• **What to do**
Pull every line holding the string "البيت" from the records below.

• **Data lines**

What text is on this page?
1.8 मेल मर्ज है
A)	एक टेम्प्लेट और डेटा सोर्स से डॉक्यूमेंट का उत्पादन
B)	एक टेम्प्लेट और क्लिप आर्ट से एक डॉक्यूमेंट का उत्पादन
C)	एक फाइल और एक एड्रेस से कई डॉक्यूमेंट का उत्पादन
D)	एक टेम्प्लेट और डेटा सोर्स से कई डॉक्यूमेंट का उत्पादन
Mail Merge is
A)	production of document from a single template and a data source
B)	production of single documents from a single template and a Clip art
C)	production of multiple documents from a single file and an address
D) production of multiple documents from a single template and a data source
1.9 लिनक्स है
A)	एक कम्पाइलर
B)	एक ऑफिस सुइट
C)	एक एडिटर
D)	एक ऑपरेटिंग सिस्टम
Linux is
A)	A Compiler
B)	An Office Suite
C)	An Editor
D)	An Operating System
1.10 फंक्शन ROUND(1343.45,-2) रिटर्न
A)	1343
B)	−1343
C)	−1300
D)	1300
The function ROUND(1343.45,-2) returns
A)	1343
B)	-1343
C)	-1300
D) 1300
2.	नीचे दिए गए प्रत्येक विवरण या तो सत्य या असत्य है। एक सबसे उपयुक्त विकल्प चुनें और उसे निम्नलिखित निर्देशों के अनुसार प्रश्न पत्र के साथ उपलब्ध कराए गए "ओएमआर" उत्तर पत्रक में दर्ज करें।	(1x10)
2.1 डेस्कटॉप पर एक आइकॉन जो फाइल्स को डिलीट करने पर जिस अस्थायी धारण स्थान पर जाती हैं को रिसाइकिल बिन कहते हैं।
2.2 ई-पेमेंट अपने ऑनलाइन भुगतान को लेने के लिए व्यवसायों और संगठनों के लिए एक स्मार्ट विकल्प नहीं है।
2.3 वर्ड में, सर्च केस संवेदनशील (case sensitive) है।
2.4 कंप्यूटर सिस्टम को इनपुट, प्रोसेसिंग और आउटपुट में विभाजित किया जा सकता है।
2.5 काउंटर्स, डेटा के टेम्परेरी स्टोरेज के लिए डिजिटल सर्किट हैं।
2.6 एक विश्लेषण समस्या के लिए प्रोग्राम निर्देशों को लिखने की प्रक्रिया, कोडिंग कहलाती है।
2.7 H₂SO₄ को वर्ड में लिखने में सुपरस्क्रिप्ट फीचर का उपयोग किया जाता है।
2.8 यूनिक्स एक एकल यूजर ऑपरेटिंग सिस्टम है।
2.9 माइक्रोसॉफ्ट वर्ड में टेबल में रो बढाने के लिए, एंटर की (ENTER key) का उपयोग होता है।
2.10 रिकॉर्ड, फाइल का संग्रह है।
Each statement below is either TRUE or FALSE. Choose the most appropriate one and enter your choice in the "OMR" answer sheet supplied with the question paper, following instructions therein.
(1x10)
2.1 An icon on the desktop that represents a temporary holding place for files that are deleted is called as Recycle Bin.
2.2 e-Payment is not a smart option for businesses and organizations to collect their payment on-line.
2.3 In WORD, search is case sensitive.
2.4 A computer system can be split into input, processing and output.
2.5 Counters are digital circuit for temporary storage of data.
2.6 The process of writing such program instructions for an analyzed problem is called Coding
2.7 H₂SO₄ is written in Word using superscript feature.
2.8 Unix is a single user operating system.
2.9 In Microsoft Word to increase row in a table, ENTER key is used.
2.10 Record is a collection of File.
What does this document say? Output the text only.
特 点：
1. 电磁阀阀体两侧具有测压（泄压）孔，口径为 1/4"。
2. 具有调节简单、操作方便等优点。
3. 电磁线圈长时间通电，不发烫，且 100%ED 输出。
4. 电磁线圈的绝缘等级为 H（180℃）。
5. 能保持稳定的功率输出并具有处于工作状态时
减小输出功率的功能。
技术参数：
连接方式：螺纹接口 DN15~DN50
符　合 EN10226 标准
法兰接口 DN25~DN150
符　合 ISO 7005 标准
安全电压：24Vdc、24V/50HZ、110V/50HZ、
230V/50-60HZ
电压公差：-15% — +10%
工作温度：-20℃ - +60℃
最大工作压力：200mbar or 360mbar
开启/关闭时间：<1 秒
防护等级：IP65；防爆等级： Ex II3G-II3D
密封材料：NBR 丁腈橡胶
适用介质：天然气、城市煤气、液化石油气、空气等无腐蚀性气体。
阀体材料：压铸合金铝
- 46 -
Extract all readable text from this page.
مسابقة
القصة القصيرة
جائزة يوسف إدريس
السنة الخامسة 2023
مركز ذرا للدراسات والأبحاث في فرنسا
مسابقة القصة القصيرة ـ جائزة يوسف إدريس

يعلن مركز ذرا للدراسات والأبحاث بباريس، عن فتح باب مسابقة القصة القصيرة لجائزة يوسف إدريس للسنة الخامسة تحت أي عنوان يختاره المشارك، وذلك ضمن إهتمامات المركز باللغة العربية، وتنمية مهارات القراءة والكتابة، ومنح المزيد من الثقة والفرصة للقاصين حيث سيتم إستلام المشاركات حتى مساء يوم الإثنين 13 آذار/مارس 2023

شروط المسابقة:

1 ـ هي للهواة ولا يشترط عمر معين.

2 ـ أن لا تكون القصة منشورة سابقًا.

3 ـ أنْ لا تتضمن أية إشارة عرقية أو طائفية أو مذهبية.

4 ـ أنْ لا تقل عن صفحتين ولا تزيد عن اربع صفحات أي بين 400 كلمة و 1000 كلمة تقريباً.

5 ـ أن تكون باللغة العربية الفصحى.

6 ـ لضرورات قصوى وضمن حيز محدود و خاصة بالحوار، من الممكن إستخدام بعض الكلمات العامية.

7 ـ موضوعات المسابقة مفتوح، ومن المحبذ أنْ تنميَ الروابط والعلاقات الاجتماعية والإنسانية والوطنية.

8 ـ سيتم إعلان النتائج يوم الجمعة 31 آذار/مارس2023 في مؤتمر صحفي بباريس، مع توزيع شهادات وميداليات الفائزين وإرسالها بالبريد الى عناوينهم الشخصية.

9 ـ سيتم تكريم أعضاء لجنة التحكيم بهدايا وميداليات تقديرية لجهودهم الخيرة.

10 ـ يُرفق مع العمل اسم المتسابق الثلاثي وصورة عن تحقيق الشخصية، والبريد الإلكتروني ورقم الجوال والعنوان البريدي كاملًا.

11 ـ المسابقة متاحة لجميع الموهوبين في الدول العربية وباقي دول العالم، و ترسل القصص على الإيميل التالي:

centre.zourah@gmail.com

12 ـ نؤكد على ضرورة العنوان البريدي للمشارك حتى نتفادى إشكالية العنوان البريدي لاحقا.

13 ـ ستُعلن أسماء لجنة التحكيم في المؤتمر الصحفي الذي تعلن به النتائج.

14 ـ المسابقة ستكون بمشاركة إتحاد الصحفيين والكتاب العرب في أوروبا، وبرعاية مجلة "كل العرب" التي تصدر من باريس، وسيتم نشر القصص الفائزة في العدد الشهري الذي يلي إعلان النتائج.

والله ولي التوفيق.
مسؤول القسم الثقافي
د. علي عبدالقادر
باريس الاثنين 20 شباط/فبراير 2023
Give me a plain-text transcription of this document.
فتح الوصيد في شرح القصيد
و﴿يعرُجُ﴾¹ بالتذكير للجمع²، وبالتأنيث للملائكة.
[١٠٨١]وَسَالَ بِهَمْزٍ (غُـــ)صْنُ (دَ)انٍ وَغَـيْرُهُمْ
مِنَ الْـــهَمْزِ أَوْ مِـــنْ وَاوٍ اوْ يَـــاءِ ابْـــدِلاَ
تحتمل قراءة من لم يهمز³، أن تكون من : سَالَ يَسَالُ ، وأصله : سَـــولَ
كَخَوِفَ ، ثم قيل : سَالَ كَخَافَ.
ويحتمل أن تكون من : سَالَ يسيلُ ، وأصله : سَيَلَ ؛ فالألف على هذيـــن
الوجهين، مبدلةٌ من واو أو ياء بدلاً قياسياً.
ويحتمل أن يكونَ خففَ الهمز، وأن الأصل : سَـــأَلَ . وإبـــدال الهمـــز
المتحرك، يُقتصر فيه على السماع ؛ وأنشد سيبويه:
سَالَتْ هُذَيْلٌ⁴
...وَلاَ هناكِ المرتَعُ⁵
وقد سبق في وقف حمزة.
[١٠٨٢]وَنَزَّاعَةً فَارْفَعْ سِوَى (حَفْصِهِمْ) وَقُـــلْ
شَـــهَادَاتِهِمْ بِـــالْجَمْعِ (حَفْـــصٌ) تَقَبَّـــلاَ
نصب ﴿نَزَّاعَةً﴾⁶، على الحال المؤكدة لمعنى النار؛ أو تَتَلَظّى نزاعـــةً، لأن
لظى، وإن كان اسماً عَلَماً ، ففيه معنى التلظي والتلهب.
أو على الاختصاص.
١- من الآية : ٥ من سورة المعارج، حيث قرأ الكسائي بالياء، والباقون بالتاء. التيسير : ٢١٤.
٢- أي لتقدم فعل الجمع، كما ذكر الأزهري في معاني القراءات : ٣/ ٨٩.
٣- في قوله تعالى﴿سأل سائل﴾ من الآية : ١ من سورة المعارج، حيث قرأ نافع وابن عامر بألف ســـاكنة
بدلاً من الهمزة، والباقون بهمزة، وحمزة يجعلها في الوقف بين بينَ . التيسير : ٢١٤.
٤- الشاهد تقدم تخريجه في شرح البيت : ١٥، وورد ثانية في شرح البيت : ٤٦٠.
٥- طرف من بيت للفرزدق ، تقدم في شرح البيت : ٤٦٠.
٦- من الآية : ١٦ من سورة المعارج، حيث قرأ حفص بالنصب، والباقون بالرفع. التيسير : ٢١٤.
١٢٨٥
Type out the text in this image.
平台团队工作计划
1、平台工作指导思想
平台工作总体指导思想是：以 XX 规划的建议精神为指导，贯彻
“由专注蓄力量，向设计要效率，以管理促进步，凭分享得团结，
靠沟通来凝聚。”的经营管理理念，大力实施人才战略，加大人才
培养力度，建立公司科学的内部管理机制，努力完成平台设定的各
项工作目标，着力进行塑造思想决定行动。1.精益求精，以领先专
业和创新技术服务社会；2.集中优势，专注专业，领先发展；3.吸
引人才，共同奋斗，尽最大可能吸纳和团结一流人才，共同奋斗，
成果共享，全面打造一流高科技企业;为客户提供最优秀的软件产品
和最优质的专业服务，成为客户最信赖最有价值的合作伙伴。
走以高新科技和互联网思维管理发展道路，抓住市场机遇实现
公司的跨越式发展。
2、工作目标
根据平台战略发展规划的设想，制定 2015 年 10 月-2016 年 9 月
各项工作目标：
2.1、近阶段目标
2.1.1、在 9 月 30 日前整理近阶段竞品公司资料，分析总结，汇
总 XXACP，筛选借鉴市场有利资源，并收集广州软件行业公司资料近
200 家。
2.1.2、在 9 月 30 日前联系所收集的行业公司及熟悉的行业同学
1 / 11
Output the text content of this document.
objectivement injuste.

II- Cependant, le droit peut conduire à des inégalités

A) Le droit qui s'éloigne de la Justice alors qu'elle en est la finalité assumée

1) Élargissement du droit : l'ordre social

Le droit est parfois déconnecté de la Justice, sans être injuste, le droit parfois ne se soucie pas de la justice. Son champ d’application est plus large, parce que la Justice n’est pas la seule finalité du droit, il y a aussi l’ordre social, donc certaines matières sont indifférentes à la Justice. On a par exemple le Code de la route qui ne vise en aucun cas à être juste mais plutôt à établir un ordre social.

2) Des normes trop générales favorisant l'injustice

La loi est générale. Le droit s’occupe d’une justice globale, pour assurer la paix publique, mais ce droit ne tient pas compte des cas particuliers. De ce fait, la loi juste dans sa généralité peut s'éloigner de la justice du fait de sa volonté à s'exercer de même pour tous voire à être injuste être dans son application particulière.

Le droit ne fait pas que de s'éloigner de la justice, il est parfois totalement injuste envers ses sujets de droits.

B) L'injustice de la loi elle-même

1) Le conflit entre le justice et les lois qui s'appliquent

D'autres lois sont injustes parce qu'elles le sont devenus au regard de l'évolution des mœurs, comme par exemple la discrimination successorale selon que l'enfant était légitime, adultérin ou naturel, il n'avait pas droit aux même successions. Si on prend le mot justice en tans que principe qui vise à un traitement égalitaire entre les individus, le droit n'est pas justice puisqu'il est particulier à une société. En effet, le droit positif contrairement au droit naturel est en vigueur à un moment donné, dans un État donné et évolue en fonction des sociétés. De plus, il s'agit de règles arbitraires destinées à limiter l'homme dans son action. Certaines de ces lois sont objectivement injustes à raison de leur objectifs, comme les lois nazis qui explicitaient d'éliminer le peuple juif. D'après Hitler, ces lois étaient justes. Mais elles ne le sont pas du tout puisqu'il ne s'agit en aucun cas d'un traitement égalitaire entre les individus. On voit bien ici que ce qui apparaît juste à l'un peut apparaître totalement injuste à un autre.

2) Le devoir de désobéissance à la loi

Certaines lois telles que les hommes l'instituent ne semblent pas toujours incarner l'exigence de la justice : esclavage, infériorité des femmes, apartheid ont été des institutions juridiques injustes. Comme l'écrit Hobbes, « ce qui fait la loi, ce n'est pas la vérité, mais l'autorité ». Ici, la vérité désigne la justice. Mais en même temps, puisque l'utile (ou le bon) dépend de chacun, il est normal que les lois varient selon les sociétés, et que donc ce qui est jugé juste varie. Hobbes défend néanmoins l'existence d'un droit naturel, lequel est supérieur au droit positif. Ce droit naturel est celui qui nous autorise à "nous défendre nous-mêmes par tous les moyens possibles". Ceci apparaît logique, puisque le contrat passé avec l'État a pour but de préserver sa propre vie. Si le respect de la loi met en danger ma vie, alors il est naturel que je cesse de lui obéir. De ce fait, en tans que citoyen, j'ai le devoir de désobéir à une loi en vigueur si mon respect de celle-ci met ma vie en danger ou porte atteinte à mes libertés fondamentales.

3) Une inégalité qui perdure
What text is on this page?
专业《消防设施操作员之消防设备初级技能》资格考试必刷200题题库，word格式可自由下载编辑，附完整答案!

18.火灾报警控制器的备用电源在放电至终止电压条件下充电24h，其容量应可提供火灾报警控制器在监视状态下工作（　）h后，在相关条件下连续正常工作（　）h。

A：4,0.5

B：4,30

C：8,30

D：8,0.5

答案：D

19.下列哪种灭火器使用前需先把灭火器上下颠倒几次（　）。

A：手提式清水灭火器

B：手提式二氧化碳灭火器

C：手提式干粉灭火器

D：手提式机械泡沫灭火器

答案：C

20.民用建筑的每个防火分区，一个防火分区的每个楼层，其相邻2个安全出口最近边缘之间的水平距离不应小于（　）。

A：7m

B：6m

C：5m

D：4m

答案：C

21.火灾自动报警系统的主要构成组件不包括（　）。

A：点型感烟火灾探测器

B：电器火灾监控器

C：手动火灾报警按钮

• **Result below**
٤- الشاهد تقدم تخريجه في شرح البيت : ١٥، وورد ثانية في شرح البيت : ٤٦٠.
٥- طرف من بيت للفرزدق ، تقدم في شرح البيت : ٤٦٠.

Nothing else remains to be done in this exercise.